━━━━━ Data rows ━━━━━

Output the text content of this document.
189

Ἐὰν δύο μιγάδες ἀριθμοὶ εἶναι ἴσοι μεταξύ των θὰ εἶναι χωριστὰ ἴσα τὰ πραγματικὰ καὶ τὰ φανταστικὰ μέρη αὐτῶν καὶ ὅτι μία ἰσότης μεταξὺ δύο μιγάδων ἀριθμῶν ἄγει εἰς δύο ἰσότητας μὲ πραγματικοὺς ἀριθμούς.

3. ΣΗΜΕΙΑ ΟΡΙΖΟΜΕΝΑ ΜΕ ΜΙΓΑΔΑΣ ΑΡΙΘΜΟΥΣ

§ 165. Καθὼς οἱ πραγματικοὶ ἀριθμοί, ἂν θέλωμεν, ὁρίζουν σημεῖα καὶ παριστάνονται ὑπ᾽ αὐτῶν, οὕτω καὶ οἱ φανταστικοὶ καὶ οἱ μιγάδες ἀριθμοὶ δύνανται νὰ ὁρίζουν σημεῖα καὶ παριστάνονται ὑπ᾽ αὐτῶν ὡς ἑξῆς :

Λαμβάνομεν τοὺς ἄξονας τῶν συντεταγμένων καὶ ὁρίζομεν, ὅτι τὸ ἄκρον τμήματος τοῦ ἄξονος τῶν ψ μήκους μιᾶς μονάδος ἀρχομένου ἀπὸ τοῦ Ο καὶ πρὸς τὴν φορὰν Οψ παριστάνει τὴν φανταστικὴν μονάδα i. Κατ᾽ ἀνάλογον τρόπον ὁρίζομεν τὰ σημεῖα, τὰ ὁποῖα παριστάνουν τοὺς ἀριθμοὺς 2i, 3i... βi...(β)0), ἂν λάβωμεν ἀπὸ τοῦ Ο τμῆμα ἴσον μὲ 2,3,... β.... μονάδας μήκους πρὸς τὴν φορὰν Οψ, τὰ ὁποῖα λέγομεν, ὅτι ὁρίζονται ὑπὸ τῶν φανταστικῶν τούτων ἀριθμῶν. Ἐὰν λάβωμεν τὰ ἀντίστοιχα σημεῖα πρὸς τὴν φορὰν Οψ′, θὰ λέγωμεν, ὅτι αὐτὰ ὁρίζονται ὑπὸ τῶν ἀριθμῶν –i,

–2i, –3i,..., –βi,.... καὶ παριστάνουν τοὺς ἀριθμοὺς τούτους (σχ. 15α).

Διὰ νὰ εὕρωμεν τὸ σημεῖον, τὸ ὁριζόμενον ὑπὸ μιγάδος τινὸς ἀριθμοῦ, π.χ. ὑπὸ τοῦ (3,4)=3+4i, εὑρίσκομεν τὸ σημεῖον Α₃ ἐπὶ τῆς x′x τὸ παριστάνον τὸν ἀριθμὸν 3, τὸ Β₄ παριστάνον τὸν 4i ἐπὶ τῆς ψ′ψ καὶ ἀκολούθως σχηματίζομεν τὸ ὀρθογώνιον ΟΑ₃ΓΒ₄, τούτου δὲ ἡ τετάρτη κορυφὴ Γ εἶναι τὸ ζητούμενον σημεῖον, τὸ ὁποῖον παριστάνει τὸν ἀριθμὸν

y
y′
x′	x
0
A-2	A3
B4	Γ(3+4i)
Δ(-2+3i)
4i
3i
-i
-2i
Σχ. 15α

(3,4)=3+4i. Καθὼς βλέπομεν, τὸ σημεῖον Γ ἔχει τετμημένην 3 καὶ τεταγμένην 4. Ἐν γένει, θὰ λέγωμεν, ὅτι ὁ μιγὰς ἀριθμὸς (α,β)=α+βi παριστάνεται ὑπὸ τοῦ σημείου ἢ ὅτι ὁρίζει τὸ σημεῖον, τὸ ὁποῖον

━━━━━

**Instructions for the task:** Track down the lines that include the word "ἀριθμοὺς" and copy them.

**Completed exercise:**
Λαμβάνομεν τοὺς ἄξονας τῶν συντεταγμένων καὶ ὁρίζομεν, ὅτι τὸ ἄκρον τμήματος τοῦ ἄξονος τῶν ψ μήκους μιᾶς μονάδος ἀρχομένου ἀπὸ τοῦ Ο καὶ πρὸς τὴν φορὰν Οψ παριστάνει τὴν φανταστικὴν μονάδα i. Κατ᾽ ἀνάλογον τρόπον ὁρίζομεν τὰ σημεῖα, τὰ ὁποῖα παριστάνουν τοὺς ἀριθμοὺς 2i, 3i... βi...(β)0), ἂν λάβωμεν ἀπὸ τοῦ Ο τμῆμα ἴσον μὲ 2,3,... β.... μονάδας μήκους πρὸς τὴν φορὰν Οψ, τὰ ὁποῖα λέγομεν, ὅτι ὁρίζονται ὑπὸ τῶν φανταστικῶν τούτων ἀριθμῶν. Ἐὰν λάβωμεν τὰ ἀντίστοιχα σημεῖα πρὸς τὴν φορὰν Οψ′, θὰ λέγωμεν, ὅτι αὐτὰ ὁρίζονται ὑπὸ τῶν ἀριθμῶν –i,
–2i, –3i,..., –βi,.... καὶ παριστάνουν τοὺς ἀριθμοὺς τούτους (σχ. 15α).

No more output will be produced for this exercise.